Collection entries:
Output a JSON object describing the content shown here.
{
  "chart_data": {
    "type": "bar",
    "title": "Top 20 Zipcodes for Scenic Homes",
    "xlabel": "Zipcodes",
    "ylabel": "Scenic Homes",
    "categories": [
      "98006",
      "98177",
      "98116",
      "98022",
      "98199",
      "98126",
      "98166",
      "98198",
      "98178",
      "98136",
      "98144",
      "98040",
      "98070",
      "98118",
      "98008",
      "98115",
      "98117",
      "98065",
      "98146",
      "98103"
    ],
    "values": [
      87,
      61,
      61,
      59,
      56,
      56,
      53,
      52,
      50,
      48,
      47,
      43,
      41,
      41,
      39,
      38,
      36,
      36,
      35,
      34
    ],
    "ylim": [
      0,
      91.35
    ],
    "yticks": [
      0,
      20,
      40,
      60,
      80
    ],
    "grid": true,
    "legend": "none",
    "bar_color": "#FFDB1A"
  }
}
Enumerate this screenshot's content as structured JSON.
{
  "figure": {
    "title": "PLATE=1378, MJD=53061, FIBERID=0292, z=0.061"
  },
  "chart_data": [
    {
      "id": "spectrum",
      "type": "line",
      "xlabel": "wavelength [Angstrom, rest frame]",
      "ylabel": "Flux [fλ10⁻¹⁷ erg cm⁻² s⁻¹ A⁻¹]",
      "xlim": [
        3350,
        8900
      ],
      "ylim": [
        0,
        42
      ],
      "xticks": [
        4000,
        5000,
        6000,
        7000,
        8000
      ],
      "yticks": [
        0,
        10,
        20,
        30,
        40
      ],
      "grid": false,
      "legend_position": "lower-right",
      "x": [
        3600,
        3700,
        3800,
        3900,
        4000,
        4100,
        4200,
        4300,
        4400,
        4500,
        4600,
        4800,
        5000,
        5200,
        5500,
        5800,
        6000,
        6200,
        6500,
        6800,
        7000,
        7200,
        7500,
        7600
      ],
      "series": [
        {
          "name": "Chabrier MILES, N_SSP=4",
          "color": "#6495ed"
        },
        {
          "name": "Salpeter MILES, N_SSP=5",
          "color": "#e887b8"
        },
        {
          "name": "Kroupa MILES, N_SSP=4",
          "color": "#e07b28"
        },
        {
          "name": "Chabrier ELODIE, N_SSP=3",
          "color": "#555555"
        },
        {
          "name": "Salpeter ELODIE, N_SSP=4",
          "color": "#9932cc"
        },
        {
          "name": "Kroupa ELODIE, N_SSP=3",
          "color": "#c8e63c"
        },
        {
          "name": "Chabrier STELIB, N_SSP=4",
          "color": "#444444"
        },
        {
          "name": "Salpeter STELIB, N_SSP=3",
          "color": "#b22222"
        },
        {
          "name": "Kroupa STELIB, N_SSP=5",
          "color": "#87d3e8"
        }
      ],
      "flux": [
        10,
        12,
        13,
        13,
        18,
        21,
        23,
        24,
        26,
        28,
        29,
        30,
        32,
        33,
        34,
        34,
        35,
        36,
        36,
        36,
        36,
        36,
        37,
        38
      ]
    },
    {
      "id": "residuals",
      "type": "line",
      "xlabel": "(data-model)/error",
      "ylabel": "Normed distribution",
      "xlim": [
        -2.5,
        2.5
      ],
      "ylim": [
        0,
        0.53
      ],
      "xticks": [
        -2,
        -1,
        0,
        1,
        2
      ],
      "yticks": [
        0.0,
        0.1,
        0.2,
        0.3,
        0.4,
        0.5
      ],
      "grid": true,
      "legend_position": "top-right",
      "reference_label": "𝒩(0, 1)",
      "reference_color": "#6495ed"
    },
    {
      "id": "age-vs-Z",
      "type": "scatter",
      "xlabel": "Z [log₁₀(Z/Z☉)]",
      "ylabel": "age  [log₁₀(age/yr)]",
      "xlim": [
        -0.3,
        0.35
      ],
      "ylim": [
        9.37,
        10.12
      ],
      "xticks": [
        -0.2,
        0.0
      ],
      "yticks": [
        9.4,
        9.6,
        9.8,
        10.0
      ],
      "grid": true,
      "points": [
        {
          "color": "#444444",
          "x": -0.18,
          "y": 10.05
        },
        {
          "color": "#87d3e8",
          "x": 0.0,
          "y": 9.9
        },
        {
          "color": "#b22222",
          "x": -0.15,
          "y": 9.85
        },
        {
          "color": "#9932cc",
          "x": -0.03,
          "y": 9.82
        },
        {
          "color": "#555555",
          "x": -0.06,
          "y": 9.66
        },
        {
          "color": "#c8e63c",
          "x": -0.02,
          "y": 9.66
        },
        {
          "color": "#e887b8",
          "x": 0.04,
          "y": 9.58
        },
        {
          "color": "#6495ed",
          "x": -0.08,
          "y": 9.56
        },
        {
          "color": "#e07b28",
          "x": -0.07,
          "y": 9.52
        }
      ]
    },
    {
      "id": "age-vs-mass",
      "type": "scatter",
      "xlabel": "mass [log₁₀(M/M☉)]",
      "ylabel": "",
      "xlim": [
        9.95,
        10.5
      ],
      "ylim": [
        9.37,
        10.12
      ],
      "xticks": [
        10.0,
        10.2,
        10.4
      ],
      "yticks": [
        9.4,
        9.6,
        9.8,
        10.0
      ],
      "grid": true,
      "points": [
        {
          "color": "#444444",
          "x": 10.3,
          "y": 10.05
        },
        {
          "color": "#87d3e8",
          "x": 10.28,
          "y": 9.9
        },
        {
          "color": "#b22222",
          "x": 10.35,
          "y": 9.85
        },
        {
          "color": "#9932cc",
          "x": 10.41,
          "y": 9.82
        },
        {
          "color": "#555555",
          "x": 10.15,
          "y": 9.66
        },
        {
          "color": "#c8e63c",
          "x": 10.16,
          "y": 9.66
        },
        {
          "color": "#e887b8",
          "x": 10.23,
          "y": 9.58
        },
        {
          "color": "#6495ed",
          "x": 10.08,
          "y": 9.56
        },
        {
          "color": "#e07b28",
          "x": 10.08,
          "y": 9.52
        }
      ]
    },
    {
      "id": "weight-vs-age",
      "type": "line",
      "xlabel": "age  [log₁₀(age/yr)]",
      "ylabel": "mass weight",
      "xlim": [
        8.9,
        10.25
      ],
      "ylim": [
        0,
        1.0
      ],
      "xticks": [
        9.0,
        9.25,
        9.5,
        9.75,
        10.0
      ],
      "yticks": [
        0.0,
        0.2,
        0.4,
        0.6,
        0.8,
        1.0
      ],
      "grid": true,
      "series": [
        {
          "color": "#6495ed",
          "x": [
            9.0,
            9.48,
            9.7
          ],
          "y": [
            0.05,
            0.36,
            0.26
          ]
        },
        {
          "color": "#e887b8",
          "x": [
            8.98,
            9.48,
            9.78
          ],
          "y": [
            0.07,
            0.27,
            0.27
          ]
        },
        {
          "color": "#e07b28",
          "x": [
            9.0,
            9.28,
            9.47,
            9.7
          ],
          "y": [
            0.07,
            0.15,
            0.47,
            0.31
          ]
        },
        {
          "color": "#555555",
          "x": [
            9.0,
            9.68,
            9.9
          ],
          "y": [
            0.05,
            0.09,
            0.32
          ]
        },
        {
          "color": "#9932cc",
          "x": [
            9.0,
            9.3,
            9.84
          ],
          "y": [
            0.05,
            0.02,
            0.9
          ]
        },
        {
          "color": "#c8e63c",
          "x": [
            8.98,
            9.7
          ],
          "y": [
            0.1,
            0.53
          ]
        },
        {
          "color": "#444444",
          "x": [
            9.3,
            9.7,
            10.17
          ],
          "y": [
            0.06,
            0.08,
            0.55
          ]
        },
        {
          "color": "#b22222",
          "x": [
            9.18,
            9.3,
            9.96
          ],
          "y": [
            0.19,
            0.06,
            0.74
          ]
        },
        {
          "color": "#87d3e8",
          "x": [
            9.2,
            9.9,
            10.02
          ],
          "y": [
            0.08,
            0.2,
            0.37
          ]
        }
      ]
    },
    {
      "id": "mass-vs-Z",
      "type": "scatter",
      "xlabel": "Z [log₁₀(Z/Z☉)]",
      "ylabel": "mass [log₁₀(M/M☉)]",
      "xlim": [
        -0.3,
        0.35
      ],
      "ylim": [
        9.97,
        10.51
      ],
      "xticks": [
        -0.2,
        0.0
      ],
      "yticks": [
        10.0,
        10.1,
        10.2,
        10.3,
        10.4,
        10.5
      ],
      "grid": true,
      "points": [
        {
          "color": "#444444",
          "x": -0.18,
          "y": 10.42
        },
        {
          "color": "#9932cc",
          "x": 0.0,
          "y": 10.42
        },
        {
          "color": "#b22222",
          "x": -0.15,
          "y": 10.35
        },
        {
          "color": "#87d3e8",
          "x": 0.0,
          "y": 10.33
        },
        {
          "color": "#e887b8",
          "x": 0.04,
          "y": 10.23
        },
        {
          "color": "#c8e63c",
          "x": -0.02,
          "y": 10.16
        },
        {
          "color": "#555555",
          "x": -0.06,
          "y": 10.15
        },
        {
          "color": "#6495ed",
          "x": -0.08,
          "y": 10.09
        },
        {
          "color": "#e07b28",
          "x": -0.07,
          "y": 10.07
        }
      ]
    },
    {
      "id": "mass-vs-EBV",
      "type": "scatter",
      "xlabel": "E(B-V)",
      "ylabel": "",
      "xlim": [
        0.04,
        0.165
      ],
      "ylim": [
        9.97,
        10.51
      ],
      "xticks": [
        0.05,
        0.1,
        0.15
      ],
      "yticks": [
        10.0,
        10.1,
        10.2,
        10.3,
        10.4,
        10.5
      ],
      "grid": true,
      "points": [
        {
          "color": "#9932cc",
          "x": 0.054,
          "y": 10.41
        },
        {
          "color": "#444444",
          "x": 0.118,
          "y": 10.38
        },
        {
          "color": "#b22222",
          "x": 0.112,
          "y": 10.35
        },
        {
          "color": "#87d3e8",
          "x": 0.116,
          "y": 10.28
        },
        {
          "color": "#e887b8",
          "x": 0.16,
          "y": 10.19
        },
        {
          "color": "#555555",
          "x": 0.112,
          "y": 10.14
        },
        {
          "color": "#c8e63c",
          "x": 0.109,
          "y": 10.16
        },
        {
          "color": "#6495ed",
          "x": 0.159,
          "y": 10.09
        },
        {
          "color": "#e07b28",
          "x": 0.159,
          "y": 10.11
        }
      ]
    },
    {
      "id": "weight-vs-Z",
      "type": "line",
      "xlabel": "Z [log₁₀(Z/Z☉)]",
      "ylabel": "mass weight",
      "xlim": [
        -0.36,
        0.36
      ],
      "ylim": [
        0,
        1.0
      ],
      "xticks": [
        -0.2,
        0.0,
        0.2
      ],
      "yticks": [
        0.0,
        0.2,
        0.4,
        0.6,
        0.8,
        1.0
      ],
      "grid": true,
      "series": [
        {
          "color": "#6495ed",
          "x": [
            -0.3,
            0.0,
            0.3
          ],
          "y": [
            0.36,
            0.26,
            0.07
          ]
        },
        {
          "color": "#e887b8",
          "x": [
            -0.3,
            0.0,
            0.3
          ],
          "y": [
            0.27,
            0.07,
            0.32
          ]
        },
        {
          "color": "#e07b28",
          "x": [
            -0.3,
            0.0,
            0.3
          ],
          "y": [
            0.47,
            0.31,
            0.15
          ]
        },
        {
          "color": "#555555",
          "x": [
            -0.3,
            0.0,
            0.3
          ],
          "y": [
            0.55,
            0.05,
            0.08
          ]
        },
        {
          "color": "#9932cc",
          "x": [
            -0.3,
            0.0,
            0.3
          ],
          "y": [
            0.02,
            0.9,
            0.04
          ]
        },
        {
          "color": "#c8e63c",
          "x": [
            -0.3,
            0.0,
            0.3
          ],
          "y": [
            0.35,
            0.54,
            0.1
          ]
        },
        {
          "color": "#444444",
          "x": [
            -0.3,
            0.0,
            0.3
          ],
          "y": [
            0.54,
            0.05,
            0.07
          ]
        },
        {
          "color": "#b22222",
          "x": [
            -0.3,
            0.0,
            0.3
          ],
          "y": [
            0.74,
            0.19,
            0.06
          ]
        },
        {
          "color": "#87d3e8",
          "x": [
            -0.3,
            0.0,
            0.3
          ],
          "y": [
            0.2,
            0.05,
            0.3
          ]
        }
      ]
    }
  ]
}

__What this task involves__
Only the number is wanted: how many lines in the entries above contain the string "Scenic"?

__Response to the exercise__
2